--- Begin Exercise data ---

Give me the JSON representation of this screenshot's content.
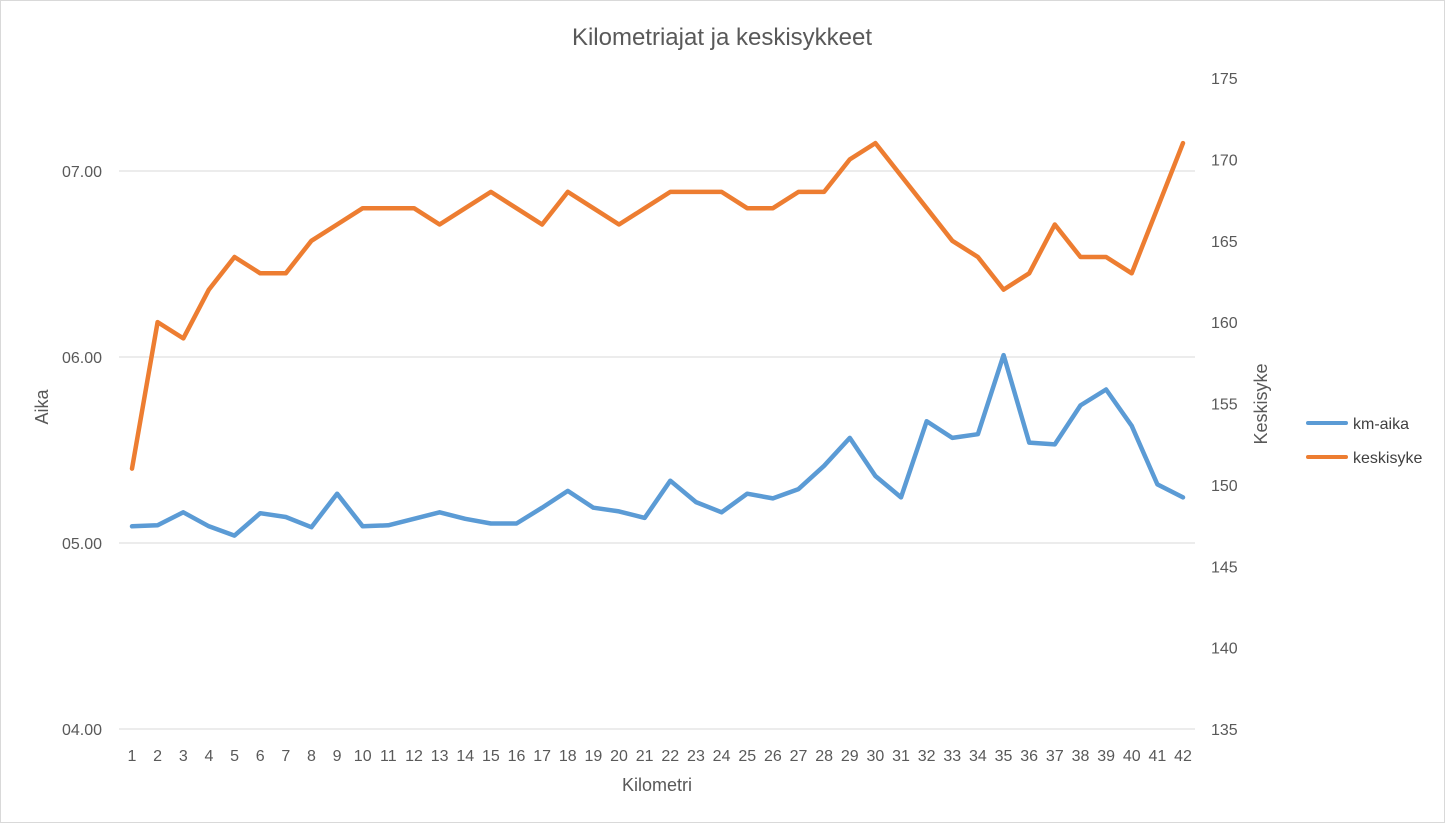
{
  "chart_data": {
    "type": "line",
    "title": "Kilometriajat ja keskisykkeet",
    "xlabel": "Kilometri",
    "ylabel_left": "Aika",
    "ylabel_right": "Keskisyke",
    "x": [
      1,
      2,
      3,
      4,
      5,
      6,
      7,
      8,
      9,
      10,
      11,
      12,
      13,
      14,
      15,
      16,
      17,
      18,
      19,
      20,
      21,
      22,
      23,
      24,
      25,
      26,
      27,
      28,
      29,
      30,
      31,
      32,
      33,
      34,
      35,
      36,
      37,
      38,
      39,
      40,
      41,
      42
    ],
    "y_left": {
      "min": 4.0,
      "max": 7.5,
      "tick_values": [
        4.0,
        5.0,
        6.0,
        7.0
      ],
      "tick_labels": [
        "04.00",
        "05.00",
        "06.00",
        "07.00"
      ]
    },
    "y_right": {
      "min": 135,
      "max": 175,
      "tick_values": [
        135,
        140,
        145,
        150,
        155,
        160,
        165,
        170,
        175
      ],
      "tick_labels": [
        "135",
        "140",
        "145",
        "150",
        "155",
        "160",
        "165",
        "170",
        "175"
      ]
    },
    "grid": true,
    "legend_position": "right",
    "series": [
      {
        "name": "km-aika",
        "axis": "left",
        "color": "#5b9bd5",
        "values": [
          5.09,
          5.095,
          5.165,
          5.09,
          5.04,
          5.16,
          5.14,
          5.085,
          5.265,
          5.09,
          5.095,
          5.13,
          5.165,
          5.13,
          5.105,
          5.105,
          5.19,
          5.28,
          5.19,
          5.17,
          5.135,
          5.335,
          5.22,
          5.165,
          5.265,
          5.24,
          5.29,
          5.415,
          5.565,
          5.36,
          5.245,
          5.655,
          5.565,
          5.585,
          6.01,
          5.54,
          5.53,
          5.74,
          5.825,
          5.63,
          5.315,
          5.245
        ]
      },
      {
        "name": "keskisyke",
        "axis": "right",
        "color": "#ed7d31",
        "values": [
          151,
          160,
          159,
          162,
          164,
          163,
          163,
          165,
          166,
          167,
          167,
          167,
          166,
          167,
          168,
          167,
          166,
          168,
          167,
          166,
          167,
          168,
          168,
          168,
          167,
          167,
          168,
          168,
          170,
          171,
          169,
          167,
          165,
          164,
          162,
          163,
          166,
          164,
          164,
          163,
          167,
          171
        ]
      }
    ]
  }
}
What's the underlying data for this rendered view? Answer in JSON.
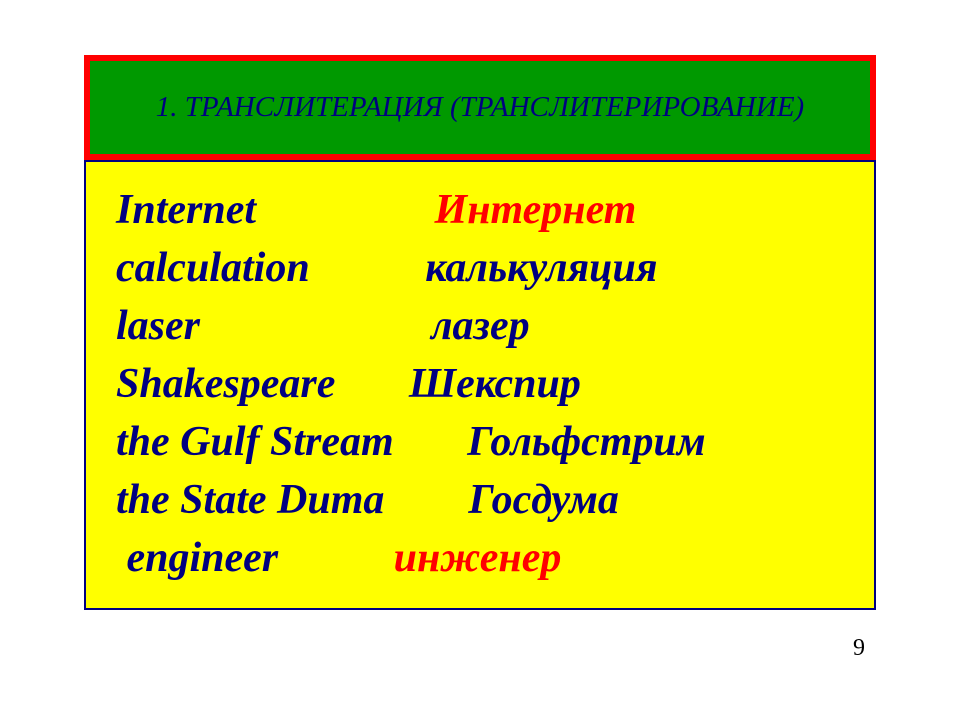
{
  "header": {
    "title": "1. ТРАНСЛИТЕРАЦИЯ (ТРАНСЛИТЕРИРОВАНИЕ)",
    "background_color": "#009900",
    "border_color": "#ff0000",
    "text_color": "#000080",
    "font_size": 29,
    "border_width": 6
  },
  "content": {
    "background_color": "#ffff00",
    "border_color": "#000080",
    "english_color": "#000080",
    "russian_red_color": "#ff0000",
    "russian_navy_color": "#000080",
    "font_size": 42,
    "rows": [
      {
        "english": "Internet",
        "gap": "                 ",
        "russian": "Интернет",
        "russian_style": "red"
      },
      {
        "english": "calculation",
        "gap": "           ",
        "russian": "калькуляция",
        "russian_style": "navy"
      },
      {
        "english": "laser",
        "gap": "                      ",
        "russian": "лазер",
        "russian_style": "navy"
      },
      {
        "english": "Shakespeare",
        "gap": "       ",
        "russian": "Шекспир",
        "russian_style": "navy"
      },
      {
        "english": "the Gulf Stream",
        "gap": "       ",
        "russian": "Гольфстрим",
        "russian_style": "navy"
      },
      {
        "english": "the State Duma",
        "gap": "        ",
        "russian": "Госдума",
        "russian_style": "navy"
      },
      {
        "english": " engineer",
        "gap": "           ",
        "russian": "инженер",
        "russian_style": "red"
      }
    ]
  },
  "page_number": "9"
}
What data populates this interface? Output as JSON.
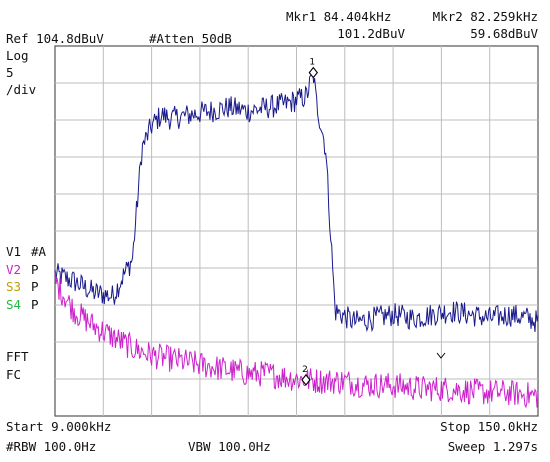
{
  "header": {
    "ref_level": "Ref 104.8dBuV",
    "atten": "#Atten 50dB",
    "mkr1_freq": "Mkr1 84.404kHz",
    "mkr1_level": "101.2dBuV",
    "mkr2_freq": "Mkr2 82.259kHz",
    "mkr2_level": "59.68dBuV"
  },
  "scale": {
    "mode": "Log",
    "value": "5",
    "unit": "/div"
  },
  "trace_labels": [
    {
      "label": "V1",
      "flag": "#A",
      "color": "#1a1a8c"
    },
    {
      "label": "V2",
      "flag": "P",
      "color": "#cc22cc"
    },
    {
      "label": "S3",
      "flag": "P",
      "color": "#b8a000"
    },
    {
      "label": "S4",
      "flag": "P",
      "color": "#22bb44"
    }
  ],
  "bottom_left_labels": [
    "FFT",
    "FC"
  ],
  "footer": {
    "start": "Start 9.000kHz",
    "stop": "Stop 150.0kHz",
    "rbw": "#RBW 100.0Hz",
    "vbw": "VBW 100.0Hz",
    "sweep": "Sweep 1.297s"
  },
  "chart_data": {
    "type": "line",
    "x_unit": "kHz",
    "y_unit": "dBuV",
    "xlim": [
      9.0,
      150.0
    ],
    "ylim": [
      54.8,
      104.8
    ],
    "grid": true,
    "series": [
      {
        "color": "#1a1a8c",
        "x": [
          9.0,
          14.6,
          20.3,
          25.9,
          28.7,
          31.6,
          34.4,
          37.2,
          40.1,
          42.9,
          48.5,
          54.2,
          59.8,
          65.5,
          71.1,
          76.7,
          82.4,
          84.4,
          85.2,
          88.0,
          90.8,
          96.5,
          102.1,
          107.8,
          113.4,
          119.0,
          124.7,
          130.3,
          136.0,
          141.6,
          147.2,
          150.0
        ],
        "y": [
          74.0,
          73.0,
          71.5,
          71.0,
          73.5,
          76.0,
          91.0,
          94.0,
          95.5,
          95.0,
          95.5,
          96.0,
          96.5,
          96.0,
          96.5,
          97.0,
          98.0,
          101.2,
          97.5,
          91.0,
          69.0,
          67.5,
          68.0,
          68.5,
          68.0,
          68.5,
          69.0,
          68.5,
          68.0,
          68.5,
          68.0,
          67.5
        ]
      },
      {
        "color": "#cc22cc",
        "x": [
          9.0,
          14.6,
          20.3,
          25.9,
          31.6,
          37.2,
          42.9,
          48.5,
          54.2,
          59.8,
          65.5,
          71.1,
          76.7,
          82.3,
          88.0,
          93.6,
          99.3,
          104.9,
          110.6,
          116.2,
          121.8,
          127.5,
          133.1,
          138.8,
          144.4,
          150.0
        ],
        "y": [
          73.0,
          69.0,
          67.0,
          65.5,
          64.0,
          63.0,
          62.5,
          62.0,
          61.5,
          61.0,
          60.5,
          60.5,
          60.0,
          59.7,
          59.5,
          59.5,
          59.0,
          59.0,
          58.8,
          58.5,
          58.5,
          58.3,
          58.0,
          58.0,
          57.8,
          57.5
        ]
      }
    ],
    "markers": [
      {
        "label": "1",
        "x": 84.404,
        "y": 101.2
      },
      {
        "label": "2",
        "x": 82.259,
        "y": 59.68
      }
    ]
  }
}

--- End Exercise data ---

Short problem
Omit all pictures while transcribing the entries verbatim.

Problem solution
Give me the JSON representation of this screenshot's content.
{
  "chart_data": {
    "type": "line",
    "title": "Kilometriajat ja keskisykkeet",
    "xlabel": "Kilometri",
    "ylabel_left": "Aika",
    "ylabel_right": "Keskisyke",
    "x": [
      1,
      2,
      3,
      4,
      5,
      6,
      7,
      8,
      9,
      10,
      11,
      12,
      13,
      14,
      15,
      16,
      17,
      18,
      19,
      20,
      21,
      22,
      23,
      24,
      25,
      26,
      27,
      28,
      29,
      30,
      31,
      32,
      33,
      34,
      35,
      36,
      37,
      38,
      39,
      40,
      41,
      42
    ],
    "y_left": {
      "min": 4.0,
      "max": 7.5,
      "tick_values": [
        4.0,
        5.0,
        6.0,
        7.0
      ],
      "tick_labels": [
        "04.00",
        "05.00",
        "06.00",
        "07.00"
      ]
    },
    "y_right": {
      "min": 135,
      "max": 175,
      "tick_values": [
        135,
        140,
        145,
        150,
        155,
        160,
        165,
        170,
        175
      ],
      "tick_labels": [
        "135",
        "140",
        "145",
        "150",
        "155",
        "160",
        "165",
        "170",
        "175"
      ]
    },
    "grid": true,
    "legend_position": "right",
    "series": [
      {
        "name": "km-aika",
        "axis": "left",
        "color": "#5b9bd5",
        "values": [
          5.09,
          5.095,
          5.165,
          5.09,
          5.04,
          5.16,
          5.14,
          5.085,
          5.265,
          5.09,
          5.095,
          5.13,
          5.165,
          5.13,
          5.105,
          5.105,
          5.19,
          5.28,
          5.19,
          5.17,
          5.135,
          5.335,
          5.22,
          5.165,
          5.265,
          5.24,
          5.29,
          5.415,
          5.565,
          5.36,
          5.245,
          5.655,
          5.565,
          5.585,
          6.01,
          5.54,
          5.53,
          5.74,
          5.825,
          5.63,
          5.315,
          5.245
        ]
      },
      {
        "name": "keskisyke",
        "axis": "right",
        "color": "#ed7d31",
        "values": [
          151,
          160,
          159,
          162,
          164,
          163,
          163,
          165,
          166,
          167,
          167,
          167,
          166,
          167,
          168,
          167,
          166,
          168,
          167,
          166,
          167,
          168,
          168,
          168,
          167,
          167,
          168,
          168,
          170,
          171,
          169,
          167,
          165,
          164,
          162,
          163,
          166,
          164,
          164,
          163,
          167,
          171
        ]
      }
    ]
  }
}
What's the underlying data for this rendered view? Answer in JSON.
{
  "header": {
    "title": "1. ТРАНСЛИТЕРАЦИЯ (ТРАНСЛИТЕРИРОВАНИЕ)",
    "background_color": "#009900",
    "border_color": "#ff0000",
    "text_color": "#000080",
    "font_size": 29,
    "border_width": 6
  },
  "content": {
    "background_color": "#ffff00",
    "border_color": "#000080",
    "english_color": "#000080",
    "russian_red_color": "#ff0000",
    "russian_navy_color": "#000080",
    "font_size": 42,
    "rows": [
      {
        "english": "Internet",
        "gap": "                 ",
        "russian": "Интернет",
        "russian_style": "red"
      },
      {
        "english": "calculation",
        "gap": "           ",
        "russian": "калькуляция",
        "russian_style": "navy"
      },
      {
        "english": "laser",
        "gap": "                      ",
        "russian": "лазер",
        "russian_style": "navy"
      },
      {
        "english": "Shakespeare",
        "gap": "       ",
        "russian": "Шекспир",
        "russian_style": "navy"
      },
      {
        "english": "the Gulf Stream",
        "gap": "       ",
        "russian": "Гольфстрим",
        "russian_style": "navy"
      },
      {
        "english": "the State Duma",
        "gap": "        ",
        "russian": "Госдума",
        "russian_style": "navy"
      },
      {
        "english": " engineer",
        "gap": "           ",
        "russian": "инженер",
        "russian_style": "red"
      }
    ]
  },
  "page_number": "9"
}
What data populates this interface? Output as JSON.
{
  "header": {
    "ref_level": "Ref 104.8dBuV",
    "atten": "#Atten 50dB",
    "mkr1_freq": "Mkr1 84.404kHz",
    "mkr1_level": "101.2dBuV",
    "mkr2_freq": "Mkr2 82.259kHz",
    "mkr2_level": "59.68dBuV"
  },
  "scale": {
    "mode": "Log",
    "value": "5",
    "unit": "/div"
  },
  "trace_labels": [
    {
      "label": "V1",
      "flag": "#A",
      "color": "#1a1a8c"
    },
    {
      "label": "V2",
      "flag": "P",
      "color": "#cc22cc"
    },
    {
      "label": "S3",
      "flag": "P",
      "color": "#b8a000"
    },
    {
      "label": "S4",
      "flag": "P",
      "color": "#22bb44"
    }
  ],
  "bottom_left_labels": [
    "FFT",
    "FC"
  ],
  "footer": {
    "start": "Start 9.000kHz",
    "stop": "Stop 150.0kHz",
    "rbw": "#RBW 100.0Hz",
    "vbw": "VBW 100.0Hz",
    "sweep": "Sweep 1.297s"
  },
  "chart_data": {
    "type": "line",
    "x_unit": "kHz",
    "y_unit": "dBuV",
    "xlim": [
      9.0,
      150.0
    ],
    "ylim": [
      54.8,
      104.8
    ],
    "grid": true,
    "series": [
      {
        "color": "#1a1a8c",
        "x": [
          9.0,
          14.6,
          20.3,
          25.9,
          28.7,
          31.6,
          34.4,
          37.2,
          40.1,
          42.9,
          48.5,
          54.2,
          59.8,
          65.5,
          71.1,
          76.7,
          82.4,
          84.4,
          85.2,
          88.0,
          90.8,
          96.5,
          102.1,
          107.8,
          113.4,
          119.0,
          124.7,
          130.3,
          136.0,
          141.6,
          147.2,
          150.0
        ],
        "y": [
          74.0,
          73.0,
          71.5,
          71.0,
          73.5,
          76.0,
          91.0,
          94.0,
          95.5,
          95.0,
          95.5,
          96.0,
          96.5,
          96.0,
          96.5,
          97.0,
          98.0,
          101.2,
          97.5,
          91.0,
          69.0,
          67.5,
          68.0,
          68.5,
          68.0,
          68.5,
          69.0,
          68.5,
          68.0,
          68.5,
          68.0,
          67.5
        ]
      },
      {
        "color": "#cc22cc",
        "x": [
          9.0,
          14.6,
          20.3,
          25.9,
          31.6,
          37.2,
          42.9,
          48.5,
          54.2,
          59.8,
          65.5,
          71.1,
          76.7,
          82.3,
          88.0,
          93.6,
          99.3,
          104.9,
          110.6,
          116.2,
          121.8,
          127.5,
          133.1,
          138.8,
          144.4,
          150.0
        ],
        "y": [
          73.0,
          69.0,
          67.0,
          65.5,
          64.0,
          63.0,
          62.5,
          62.0,
          61.5,
          61.0,
          60.5,
          60.5,
          60.0,
          59.7,
          59.5,
          59.5,
          59.0,
          59.0,
          58.8,
          58.5,
          58.5,
          58.3,
          58.0,
          58.0,
          57.8,
          57.5
        ]
      }
    ],
    "markers": [
      {
        "label": "1",
        "x": 84.404,
        "y": 101.2
      },
      {
        "label": "2",
        "x": 82.259,
        "y": 59.68
      }
    ]
  }
}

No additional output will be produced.